| Exercise |
Search the material below for the string "Westminster" and list each line that holds it.

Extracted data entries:
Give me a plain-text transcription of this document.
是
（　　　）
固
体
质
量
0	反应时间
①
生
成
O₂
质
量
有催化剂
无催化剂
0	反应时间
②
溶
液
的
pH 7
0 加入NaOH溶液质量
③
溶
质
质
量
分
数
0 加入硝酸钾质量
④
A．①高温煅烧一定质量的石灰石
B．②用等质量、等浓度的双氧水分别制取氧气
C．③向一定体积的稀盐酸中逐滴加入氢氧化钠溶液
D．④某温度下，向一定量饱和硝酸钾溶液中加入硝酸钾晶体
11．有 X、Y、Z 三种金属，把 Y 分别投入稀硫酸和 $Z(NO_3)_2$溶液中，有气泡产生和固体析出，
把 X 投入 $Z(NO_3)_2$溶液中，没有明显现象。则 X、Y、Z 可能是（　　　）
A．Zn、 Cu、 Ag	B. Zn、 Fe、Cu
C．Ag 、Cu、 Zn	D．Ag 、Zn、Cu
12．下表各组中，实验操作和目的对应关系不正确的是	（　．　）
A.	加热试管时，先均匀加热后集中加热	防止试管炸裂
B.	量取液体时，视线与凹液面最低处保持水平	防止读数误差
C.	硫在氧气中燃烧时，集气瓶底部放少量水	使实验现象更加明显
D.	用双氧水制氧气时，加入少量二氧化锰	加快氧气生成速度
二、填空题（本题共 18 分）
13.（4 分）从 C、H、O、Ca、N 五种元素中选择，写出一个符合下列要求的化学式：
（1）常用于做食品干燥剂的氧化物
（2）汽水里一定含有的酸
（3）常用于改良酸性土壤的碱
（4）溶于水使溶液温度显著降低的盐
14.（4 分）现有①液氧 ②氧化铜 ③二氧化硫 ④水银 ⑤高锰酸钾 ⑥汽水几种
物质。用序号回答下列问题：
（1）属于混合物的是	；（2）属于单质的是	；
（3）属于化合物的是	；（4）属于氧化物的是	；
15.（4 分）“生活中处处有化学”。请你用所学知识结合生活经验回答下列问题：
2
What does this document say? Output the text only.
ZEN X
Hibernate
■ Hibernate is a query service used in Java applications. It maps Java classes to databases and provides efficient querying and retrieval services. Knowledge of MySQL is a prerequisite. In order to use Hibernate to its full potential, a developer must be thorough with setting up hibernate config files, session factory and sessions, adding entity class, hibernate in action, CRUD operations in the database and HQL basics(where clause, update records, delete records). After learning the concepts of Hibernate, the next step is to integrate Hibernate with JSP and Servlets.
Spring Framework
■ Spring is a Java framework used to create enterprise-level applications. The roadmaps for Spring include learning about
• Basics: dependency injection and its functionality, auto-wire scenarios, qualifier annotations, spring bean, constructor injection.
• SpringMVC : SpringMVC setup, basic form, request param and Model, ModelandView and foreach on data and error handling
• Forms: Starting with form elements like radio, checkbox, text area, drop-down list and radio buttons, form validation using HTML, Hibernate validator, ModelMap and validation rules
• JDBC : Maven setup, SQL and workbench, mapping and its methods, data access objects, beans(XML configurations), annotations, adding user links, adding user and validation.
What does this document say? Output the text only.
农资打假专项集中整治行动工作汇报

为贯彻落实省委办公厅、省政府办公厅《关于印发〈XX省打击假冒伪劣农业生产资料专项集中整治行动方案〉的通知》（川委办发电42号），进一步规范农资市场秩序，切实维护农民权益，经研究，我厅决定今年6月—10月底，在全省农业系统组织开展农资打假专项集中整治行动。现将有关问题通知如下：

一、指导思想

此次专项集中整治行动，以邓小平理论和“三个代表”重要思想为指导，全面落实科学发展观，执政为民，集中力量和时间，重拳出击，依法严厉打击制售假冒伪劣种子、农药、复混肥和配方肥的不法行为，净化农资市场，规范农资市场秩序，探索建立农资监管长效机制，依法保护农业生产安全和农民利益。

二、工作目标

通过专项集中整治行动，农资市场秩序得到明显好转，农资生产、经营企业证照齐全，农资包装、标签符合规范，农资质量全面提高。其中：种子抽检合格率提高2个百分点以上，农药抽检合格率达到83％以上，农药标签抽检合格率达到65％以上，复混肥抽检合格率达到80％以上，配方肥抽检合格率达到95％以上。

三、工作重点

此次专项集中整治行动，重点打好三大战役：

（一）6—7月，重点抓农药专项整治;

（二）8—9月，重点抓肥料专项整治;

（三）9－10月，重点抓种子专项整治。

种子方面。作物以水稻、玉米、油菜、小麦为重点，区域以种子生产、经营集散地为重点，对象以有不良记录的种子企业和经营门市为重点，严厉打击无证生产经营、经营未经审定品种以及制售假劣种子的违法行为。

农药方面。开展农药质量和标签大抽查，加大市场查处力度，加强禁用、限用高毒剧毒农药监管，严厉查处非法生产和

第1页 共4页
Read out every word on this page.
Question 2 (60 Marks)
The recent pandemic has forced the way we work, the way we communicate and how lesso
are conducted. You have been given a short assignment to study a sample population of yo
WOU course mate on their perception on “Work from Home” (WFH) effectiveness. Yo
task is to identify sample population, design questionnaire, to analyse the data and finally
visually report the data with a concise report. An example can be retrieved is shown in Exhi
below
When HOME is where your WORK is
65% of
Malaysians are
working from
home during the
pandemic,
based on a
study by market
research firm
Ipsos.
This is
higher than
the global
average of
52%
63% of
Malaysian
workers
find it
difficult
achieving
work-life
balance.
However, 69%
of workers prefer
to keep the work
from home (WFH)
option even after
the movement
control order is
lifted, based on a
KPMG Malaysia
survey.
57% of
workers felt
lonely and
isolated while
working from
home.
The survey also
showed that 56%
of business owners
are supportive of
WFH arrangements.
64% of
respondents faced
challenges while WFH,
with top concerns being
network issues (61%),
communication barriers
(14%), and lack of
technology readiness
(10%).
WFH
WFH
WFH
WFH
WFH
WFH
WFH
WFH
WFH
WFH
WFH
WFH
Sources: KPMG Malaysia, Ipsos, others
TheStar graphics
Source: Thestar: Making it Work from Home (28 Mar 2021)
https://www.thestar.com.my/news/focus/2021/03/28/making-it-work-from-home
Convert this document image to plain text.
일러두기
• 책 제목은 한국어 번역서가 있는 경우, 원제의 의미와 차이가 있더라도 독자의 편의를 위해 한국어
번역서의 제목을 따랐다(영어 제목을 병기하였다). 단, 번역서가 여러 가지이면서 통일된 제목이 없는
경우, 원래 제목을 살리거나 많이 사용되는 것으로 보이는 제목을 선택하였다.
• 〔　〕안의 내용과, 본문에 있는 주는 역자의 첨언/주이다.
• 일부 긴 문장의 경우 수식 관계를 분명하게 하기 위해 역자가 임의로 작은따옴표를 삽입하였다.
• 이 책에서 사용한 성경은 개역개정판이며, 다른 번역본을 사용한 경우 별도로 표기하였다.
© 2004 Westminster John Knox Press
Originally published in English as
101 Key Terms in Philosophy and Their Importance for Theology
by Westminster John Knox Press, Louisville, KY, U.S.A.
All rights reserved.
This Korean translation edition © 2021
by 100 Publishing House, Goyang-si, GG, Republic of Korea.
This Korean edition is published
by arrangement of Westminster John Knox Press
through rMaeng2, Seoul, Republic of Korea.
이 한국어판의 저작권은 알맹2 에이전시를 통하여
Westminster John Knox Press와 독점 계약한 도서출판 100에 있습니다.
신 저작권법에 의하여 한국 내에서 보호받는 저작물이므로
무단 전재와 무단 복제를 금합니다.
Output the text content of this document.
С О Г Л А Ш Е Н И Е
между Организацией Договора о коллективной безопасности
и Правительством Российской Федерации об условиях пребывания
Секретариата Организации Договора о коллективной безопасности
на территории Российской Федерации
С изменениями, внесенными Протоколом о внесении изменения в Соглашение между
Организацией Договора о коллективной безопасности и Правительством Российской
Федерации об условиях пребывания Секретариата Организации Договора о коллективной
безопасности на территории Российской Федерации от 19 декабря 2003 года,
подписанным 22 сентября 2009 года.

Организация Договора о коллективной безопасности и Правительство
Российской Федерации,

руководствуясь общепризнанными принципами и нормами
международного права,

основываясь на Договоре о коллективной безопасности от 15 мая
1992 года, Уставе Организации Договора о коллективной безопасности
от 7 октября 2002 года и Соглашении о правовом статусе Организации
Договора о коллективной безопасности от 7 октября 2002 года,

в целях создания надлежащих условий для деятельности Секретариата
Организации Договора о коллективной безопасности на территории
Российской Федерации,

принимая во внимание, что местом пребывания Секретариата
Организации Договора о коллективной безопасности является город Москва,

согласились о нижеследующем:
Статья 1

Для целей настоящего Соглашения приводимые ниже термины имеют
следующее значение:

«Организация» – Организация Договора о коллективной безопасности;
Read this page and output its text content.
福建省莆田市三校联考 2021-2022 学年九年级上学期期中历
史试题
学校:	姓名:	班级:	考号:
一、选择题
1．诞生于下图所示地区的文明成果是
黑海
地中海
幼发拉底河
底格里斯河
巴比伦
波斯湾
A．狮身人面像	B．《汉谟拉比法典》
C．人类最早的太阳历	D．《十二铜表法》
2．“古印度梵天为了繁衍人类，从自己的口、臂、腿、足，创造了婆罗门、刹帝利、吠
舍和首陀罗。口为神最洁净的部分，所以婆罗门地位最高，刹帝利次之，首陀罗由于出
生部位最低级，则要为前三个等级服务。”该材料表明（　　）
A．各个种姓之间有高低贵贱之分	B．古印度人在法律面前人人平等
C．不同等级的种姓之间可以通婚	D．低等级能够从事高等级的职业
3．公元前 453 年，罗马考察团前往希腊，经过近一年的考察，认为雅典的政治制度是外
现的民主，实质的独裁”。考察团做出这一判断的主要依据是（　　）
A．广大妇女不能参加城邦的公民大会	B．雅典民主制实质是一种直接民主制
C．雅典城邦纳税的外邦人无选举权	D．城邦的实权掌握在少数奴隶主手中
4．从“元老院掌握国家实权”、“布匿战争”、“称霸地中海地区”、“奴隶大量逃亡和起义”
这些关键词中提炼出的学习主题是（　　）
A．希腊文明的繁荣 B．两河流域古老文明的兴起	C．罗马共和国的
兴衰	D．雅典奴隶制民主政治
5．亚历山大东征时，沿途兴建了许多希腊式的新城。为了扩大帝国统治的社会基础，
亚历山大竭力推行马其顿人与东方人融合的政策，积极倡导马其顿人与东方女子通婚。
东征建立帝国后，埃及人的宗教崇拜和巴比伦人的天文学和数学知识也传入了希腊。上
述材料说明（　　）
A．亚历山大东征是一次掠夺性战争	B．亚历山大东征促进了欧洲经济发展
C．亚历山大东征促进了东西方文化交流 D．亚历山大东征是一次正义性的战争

| Task solution |
© 2004 Westminster John Knox Press
by Westminster John Knox Press, Louisville, KY, U.S.A.
by arrangement of Westminster John Knox Press
Westminster John Knox Press와 독점 계약한 도서출판 100에 있습니다.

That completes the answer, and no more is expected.